-- Provided records start --

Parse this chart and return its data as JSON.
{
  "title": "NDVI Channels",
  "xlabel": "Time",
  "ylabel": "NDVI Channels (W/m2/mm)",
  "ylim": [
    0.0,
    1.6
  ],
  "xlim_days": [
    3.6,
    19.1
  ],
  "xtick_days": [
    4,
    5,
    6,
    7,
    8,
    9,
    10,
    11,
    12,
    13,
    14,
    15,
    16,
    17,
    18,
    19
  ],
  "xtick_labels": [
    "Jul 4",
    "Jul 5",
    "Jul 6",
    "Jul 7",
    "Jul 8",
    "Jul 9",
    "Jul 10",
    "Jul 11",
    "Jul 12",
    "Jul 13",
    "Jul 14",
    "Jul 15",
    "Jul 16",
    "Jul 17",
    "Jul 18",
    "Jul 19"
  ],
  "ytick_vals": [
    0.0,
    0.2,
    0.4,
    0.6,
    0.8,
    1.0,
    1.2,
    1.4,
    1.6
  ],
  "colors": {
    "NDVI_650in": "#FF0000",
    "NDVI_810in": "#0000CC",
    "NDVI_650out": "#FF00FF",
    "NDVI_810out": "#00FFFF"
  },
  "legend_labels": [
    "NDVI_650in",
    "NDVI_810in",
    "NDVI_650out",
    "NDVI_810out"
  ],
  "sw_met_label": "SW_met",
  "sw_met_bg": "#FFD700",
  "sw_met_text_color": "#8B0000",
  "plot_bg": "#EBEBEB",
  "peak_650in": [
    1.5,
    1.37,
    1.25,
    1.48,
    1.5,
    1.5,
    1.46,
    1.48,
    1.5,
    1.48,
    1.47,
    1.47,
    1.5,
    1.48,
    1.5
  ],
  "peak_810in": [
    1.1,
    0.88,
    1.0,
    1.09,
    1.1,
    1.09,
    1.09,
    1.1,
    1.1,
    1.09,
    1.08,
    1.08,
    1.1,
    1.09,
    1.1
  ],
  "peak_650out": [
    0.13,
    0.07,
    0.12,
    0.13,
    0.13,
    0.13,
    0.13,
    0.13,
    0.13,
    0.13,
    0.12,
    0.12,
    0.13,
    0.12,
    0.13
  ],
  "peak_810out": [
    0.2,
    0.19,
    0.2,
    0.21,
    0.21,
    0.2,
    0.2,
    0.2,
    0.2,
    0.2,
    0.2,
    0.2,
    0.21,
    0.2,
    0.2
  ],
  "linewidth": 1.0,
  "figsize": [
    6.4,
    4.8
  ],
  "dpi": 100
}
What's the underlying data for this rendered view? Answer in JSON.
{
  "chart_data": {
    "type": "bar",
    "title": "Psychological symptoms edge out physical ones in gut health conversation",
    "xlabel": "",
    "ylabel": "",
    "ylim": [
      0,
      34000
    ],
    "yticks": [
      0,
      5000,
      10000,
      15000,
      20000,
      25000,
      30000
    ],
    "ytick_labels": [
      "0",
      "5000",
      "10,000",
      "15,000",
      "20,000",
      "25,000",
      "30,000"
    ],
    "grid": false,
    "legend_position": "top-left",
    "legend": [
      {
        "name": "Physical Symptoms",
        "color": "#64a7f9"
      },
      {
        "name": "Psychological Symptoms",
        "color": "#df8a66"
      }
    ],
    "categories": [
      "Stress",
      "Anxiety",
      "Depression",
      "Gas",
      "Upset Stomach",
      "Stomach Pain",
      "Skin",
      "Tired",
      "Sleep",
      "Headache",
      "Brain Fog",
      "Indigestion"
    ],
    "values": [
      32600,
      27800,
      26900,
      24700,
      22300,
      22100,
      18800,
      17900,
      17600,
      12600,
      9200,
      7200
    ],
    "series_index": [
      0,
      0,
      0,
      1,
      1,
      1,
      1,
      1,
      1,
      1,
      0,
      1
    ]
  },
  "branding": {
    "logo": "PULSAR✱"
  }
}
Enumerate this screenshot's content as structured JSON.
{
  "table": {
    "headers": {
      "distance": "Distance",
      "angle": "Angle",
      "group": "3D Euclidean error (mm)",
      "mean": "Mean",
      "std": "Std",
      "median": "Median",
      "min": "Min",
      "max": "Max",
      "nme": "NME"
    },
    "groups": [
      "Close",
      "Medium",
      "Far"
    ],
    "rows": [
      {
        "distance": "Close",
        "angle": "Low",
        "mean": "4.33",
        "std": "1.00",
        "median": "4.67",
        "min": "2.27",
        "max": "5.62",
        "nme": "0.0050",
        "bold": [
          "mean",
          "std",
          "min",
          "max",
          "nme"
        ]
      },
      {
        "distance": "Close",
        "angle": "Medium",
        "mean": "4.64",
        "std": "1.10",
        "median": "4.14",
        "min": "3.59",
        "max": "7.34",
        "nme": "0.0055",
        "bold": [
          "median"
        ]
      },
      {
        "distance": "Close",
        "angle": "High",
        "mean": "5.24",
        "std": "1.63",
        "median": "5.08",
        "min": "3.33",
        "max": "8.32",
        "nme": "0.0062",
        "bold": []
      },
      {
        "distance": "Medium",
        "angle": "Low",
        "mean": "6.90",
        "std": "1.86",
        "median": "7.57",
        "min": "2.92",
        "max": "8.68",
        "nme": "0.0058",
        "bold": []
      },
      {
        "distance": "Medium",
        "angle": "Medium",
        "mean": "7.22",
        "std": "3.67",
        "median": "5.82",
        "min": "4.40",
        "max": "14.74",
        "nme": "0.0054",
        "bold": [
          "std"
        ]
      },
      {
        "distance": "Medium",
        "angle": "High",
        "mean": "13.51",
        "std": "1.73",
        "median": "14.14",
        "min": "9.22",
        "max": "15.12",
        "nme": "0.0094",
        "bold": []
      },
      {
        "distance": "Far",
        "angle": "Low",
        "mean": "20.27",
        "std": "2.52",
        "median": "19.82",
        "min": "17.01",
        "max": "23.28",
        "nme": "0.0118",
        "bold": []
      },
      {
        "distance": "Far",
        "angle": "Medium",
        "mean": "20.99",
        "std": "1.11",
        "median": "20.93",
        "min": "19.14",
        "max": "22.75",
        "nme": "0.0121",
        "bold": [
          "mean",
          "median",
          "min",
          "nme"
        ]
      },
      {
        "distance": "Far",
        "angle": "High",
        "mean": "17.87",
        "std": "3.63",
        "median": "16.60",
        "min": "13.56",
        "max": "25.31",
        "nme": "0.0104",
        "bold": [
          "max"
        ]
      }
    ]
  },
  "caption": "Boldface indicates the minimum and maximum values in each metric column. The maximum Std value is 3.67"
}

-- Provided records end --

◆ **To do**: Select and copy every line of the material that holds the string "title".

◆ **Complete answer**:
  "title": "NDVI Channels",
    "title": "Psychological symptoms edge out physical ones in gut health conversation",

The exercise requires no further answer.